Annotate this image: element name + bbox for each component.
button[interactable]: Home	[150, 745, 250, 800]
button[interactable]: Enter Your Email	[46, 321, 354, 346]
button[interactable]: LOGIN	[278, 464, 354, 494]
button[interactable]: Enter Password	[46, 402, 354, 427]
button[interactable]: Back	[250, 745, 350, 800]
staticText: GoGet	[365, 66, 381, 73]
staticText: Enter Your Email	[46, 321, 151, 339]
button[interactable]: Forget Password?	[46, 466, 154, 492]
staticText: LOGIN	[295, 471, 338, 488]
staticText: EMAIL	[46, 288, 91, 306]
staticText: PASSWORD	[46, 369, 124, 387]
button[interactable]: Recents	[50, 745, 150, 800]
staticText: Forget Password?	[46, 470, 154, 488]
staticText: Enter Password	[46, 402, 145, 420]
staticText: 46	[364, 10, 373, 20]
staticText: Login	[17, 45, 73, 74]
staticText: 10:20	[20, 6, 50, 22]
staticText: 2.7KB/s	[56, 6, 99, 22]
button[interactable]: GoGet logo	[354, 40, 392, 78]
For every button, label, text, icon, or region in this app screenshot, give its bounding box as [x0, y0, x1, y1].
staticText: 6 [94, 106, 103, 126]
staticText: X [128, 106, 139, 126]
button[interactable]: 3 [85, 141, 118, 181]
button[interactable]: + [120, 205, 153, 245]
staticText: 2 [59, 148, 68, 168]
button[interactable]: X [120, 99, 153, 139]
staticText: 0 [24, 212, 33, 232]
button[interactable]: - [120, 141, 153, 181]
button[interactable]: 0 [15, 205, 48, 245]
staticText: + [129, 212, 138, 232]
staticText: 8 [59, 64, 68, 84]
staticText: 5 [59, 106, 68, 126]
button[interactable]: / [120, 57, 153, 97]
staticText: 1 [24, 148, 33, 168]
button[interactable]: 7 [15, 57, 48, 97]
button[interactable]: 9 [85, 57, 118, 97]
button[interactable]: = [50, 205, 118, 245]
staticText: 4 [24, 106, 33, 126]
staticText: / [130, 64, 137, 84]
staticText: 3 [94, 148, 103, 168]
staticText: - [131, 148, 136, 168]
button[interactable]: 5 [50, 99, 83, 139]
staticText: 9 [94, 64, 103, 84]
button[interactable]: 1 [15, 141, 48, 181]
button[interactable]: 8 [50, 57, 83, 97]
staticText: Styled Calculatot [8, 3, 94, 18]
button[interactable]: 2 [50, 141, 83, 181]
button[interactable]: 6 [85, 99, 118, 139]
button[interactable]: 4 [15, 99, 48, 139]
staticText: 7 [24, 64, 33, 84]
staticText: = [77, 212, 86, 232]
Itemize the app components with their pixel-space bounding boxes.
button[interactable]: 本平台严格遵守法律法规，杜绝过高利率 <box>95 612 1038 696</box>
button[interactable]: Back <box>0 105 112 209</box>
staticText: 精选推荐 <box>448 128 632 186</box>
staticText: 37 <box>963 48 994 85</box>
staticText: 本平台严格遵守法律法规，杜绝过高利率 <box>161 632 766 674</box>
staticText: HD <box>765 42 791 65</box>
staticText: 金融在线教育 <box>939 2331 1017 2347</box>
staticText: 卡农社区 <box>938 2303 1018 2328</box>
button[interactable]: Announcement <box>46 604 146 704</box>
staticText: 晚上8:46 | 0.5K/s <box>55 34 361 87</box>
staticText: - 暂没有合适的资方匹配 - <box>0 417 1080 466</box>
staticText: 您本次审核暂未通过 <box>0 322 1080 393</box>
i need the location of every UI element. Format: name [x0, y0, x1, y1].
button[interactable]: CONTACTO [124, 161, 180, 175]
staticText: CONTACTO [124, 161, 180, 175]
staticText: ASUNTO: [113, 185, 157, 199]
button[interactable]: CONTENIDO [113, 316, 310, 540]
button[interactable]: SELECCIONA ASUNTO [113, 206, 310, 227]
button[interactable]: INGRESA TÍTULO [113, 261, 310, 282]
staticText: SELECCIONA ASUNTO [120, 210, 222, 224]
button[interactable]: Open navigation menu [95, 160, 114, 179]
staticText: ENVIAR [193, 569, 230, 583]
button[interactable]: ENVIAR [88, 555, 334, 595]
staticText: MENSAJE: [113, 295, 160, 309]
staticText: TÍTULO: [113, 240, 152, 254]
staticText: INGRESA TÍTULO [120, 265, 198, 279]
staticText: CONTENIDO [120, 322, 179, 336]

### WHAT TO PRODUCE
Return every line of the material above unchanged and in its original order.

### REPLY TO THE TASK
Annotate this image: element name + bbox for each component.
button[interactable]: Home	[150, 745, 250, 800]
button[interactable]: Enter Your Email	[46, 321, 354, 346]
button[interactable]: LOGIN	[278, 464, 354, 494]
button[interactable]: Enter Password	[46, 402, 354, 427]
button[interactable]: Back	[250, 745, 350, 800]
staticText: GoGet	[365, 66, 381, 73]
staticText: Enter Your Email	[46, 321, 151, 339]
button[interactable]: Forget Password?	[46, 466, 154, 492]
staticText: LOGIN	[295, 471, 338, 488]
staticText: EMAIL	[46, 288, 91, 306]
staticText: PASSWORD	[46, 369, 124, 387]
button[interactable]: Recents	[50, 745, 150, 800]
staticText: Forget Password?	[46, 470, 154, 488]
staticText: Enter Password	[46, 402, 145, 420]
staticText: 46	[364, 10, 373, 20]
staticText: Login	[17, 45, 73, 74]
staticText: 10:20	[20, 6, 50, 22]
staticText: 2.7KB/s	[56, 6, 99, 22]
button[interactable]: GoGet logo	[354, 40, 392, 78]
For every button, label, text, icon, or region in this app screenshot, give its bounding box as [x0, y0, x1, y1].
staticText: 6 [94, 106, 103, 126]
staticText: X [128, 106, 139, 126]
button[interactable]: 3 [85, 141, 118, 181]
button[interactable]: + [120, 205, 153, 245]
staticText: 2 [59, 148, 68, 168]
button[interactable]: X [120, 99, 153, 139]
staticText: 0 [24, 212, 33, 232]
button[interactable]: - [120, 141, 153, 181]
button[interactable]: 0 [15, 205, 48, 245]
staticText: + [129, 212, 138, 232]
staticText: 8 [59, 64, 68, 84]
staticText: 5 [59, 106, 68, 126]
button[interactable]: / [120, 57, 153, 97]
staticText: 1 [24, 148, 33, 168]
button[interactable]: 7 [15, 57, 48, 97]
button[interactable]: 9 [85, 57, 118, 97]
button[interactable]: = [50, 205, 118, 245]
staticText: 4 [24, 106, 33, 126]
staticText: / [130, 64, 137, 84]
staticText: 3 [94, 148, 103, 168]
staticText: - [131, 148, 136, 168]
button[interactable]: 5 [50, 99, 83, 139]
staticText: 9 [94, 64, 103, 84]
button[interactable]: 1 [15, 141, 48, 181]
button[interactable]: 8 [50, 57, 83, 97]
staticText: Styled Calculatot [8, 3, 94, 18]
button[interactable]: 2 [50, 141, 83, 181]
button[interactable]: 6 [85, 99, 118, 139]
button[interactable]: 4 [15, 99, 48, 139]
staticText: 7 [24, 64, 33, 84]
staticText: = [77, 212, 86, 232]
Itemize the app components with their pixel-space bounding boxes.
button[interactable]: 本平台严格遵守法律法规，杜绝过高利率 <box>95 612 1038 696</box>
button[interactable]: Back <box>0 105 112 209</box>
staticText: 精选推荐 <box>448 128 632 186</box>
staticText: 37 <box>963 48 994 85</box>
staticText: 本平台严格遵守法律法规，杜绝过高利率 <box>161 632 766 674</box>
staticText: HD <box>765 42 791 65</box>
staticText: 金融在线教育 <box>939 2331 1017 2347</box>
staticText: 卡农社区 <box>938 2303 1018 2328</box>
button[interactable]: Announcement <box>46 604 146 704</box>
staticText: 晚上8:46 | 0.5K/s <box>55 34 361 87</box>
staticText: - 暂没有合适的资方匹配 - <box>0 417 1080 466</box>
staticText: 您本次审核暂未通过 <box>0 322 1080 393</box>
i need the location of every UI element. Format: name [x0, y0, x1, y1].
button[interactable]: CONTACTO [124, 161, 180, 175]
staticText: CONTACTO [124, 161, 180, 175]
staticText: ASUNTO: [113, 185, 157, 199]
button[interactable]: CONTENIDO [113, 316, 310, 540]
button[interactable]: SELECCIONA ASUNTO [113, 206, 310, 227]
button[interactable]: INGRESA TÍTULO [113, 261, 310, 282]
staticText: SELECCIONA ASUNTO [120, 210, 222, 224]
button[interactable]: Open navigation menu [95, 160, 114, 179]
staticText: ENVIAR [193, 569, 230, 583]
button[interactable]: ENVIAR [88, 555, 334, 595]
staticText: MENSAJE: [113, 295, 160, 309]
staticText: TÍTULO: [113, 240, 152, 254]
staticText: INGRESA TÍTULO [120, 265, 198, 279]
staticText: CONTENIDO [120, 322, 179, 336]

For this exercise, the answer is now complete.